> WHAT THE TASK ASKS
Transcribe each entry below exactly. Pictures do not go in the copy.

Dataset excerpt
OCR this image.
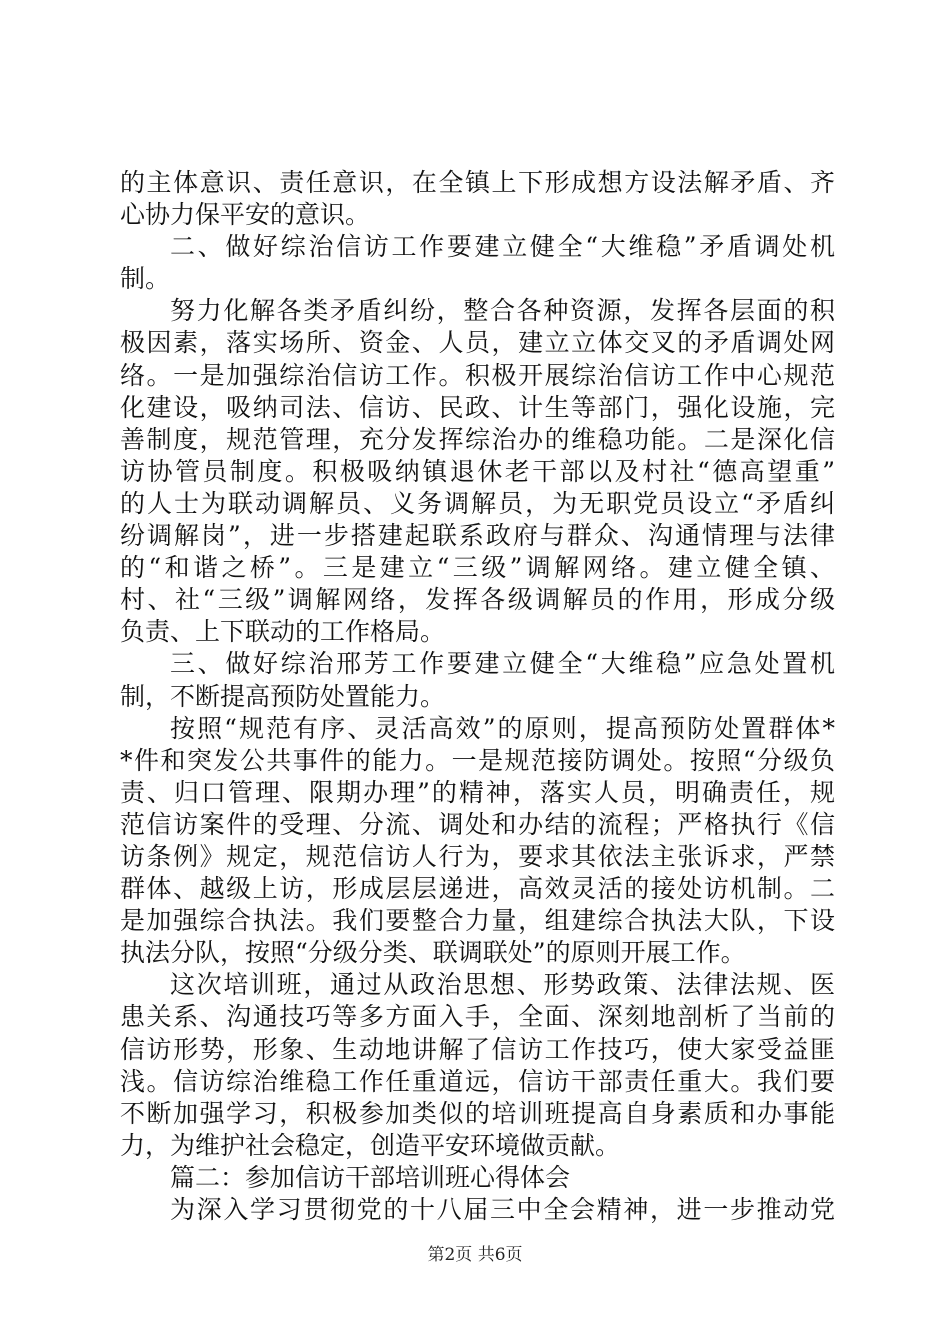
的主体意识、责任意识，在全镇上下形成想方设法解矛盾、齐
心协力保平安的意识。
二、做好综治信访工作要建立健全“大维稳”矛盾调处机
制。
努力化解各类矛盾纠纷，整合各种资源，发挥各层面的积
极因素，落实场所、资金、人员，建立立体交叉的矛盾调处网
络。一是加强综治信访工作。积极开展综治信访工作中心规范
化建设，吸纳司法、信访、民政、计生等部门，强化设施，完
善制度，规范管理，充分发挥综治办的维稳功能。二是深化信
访协管员制度。积极吸纳镇退休老干部以及村社“德高望重”
的人士为联动调解员、义务调解员，为无职党员设立“矛盾纠
纷调解岗”，进一步搭建起联系政府与群众、沟通情理与法律
的“和谐之桥”。三是建立“三级”调解网络。建立健全镇、
村、社“三级”调解网络，发挥各级调解员的作用，形成分级
负责、上下联动的工作格局。
三、做好综治邢芳工作要建立健全“大维稳”应急处置机
制，不断提高预防处置能力。
按照“规范有序、灵活高效”的原则，提高预防处置群体*
*件和突发公共事件的能力。一是规范接防调处。按照“分级负
责、归口管理、限期办理”的精神，落实人员，明确责任，规
范信访案件的受理、分流、调处和办结的流程；严格执行《信
访条例》规定，规范信访人行为，要求其依法主张诉求，严禁
群体、越级上访，形成层层递进，高效灵活的接处访机制。二
是加强综合执法。我们要整合力量，组建综合执法大队，下设
执法分队，按照“分级分类、联调联处”的原则开展工作。
这次培训班，通过从政治思想、形势政策、法律法规、医
患关系、沟通技巧等多方面入手，全面、深刻地剖析了当前的
信访形势，形象、生动地讲解了信访工作技巧，使大家受益匪
浅。信访综治维稳工作任重道远，信访干部责任重大。我们要
不断加强学习，积极参加类似的培训班提高自身素质和办事能
力，为维护社会稳定，创造平安环境做贡献。
篇二：参加信访干部培训班心得体会
为深入学习贯彻党的十八届三中全会精神，进一步推动党
第2页 共6页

> RESULT
OCR this image.
的主体意识、责任意识，在全镇上下形成想方设法解矛盾、齐
心协力保平安的意识。
二、做好综治信访工作要建立健全“大维稳”矛盾调处机
制。
努力化解各类矛盾纠纷，整合各种资源，发挥各层面的积
极因素，落实场所、资金、人员，建立立体交叉的矛盾调处网
络。一是加强综治信访工作。积极开展综治信访工作中心规范
化建设，吸纳司法、信访、民政、计生等部门，强化设施，完
善制度，规范管理，充分发挥综治办的维稳功能。二是深化信
访协管员制度。积极吸纳镇退休老干部以及村社“德高望重”
的人士为联动调解员、义务调解员，为无职党员设立“矛盾纠
纷调解岗”，进一步搭建起联系政府与群众、沟通情理与法律
的“和谐之桥”。三是建立“三级”调解网络。建立健全镇、
村、社“三级”调解网络，发挥各级调解员的作用，形成分级
负责、上下联动的工作格局。
三、做好综治邢芳工作要建立健全“大维稳”应急处置机
制，不断提高预防处置能力。
按照“规范有序、灵活高效”的原则，提高预防处置群体*
*件和突发公共事件的能力。一是规范接防调处。按照“分级负
责、归口管理、限期办理”的精神，落实人员，明确责任，规
范信访案件的受理、分流、调处和办结的流程；严格执行《信
访条例》规定，规范信访人行为，要求其依法主张诉求，严禁
群体、越级上访，形成层层递进，高效灵活的接处访机制。二
是加强综合执法。我们要整合力量，组建综合执法大队，下设
执法分队，按照“分级分类、联调联处”的原则开展工作。
这次培训班，通过从政治思想、形势政策、法律法规、医
患关系、沟通技巧等多方面入手，全面、深刻地剖析了当前的
信访形势，形象、生动地讲解了信访工作技巧，使大家受益匪
浅。信访综治维稳工作任重道远，信访干部责任重大。我们要
不断加强学习，积极参加类似的培训班提高自身素质和办事能
力，为维护社会稳定，创造平安环境做贡献。
篇二：参加信访干部培训班心得体会
为深入学习贯彻党的十八届三中全会精神，进一步推动党
第2页 共6页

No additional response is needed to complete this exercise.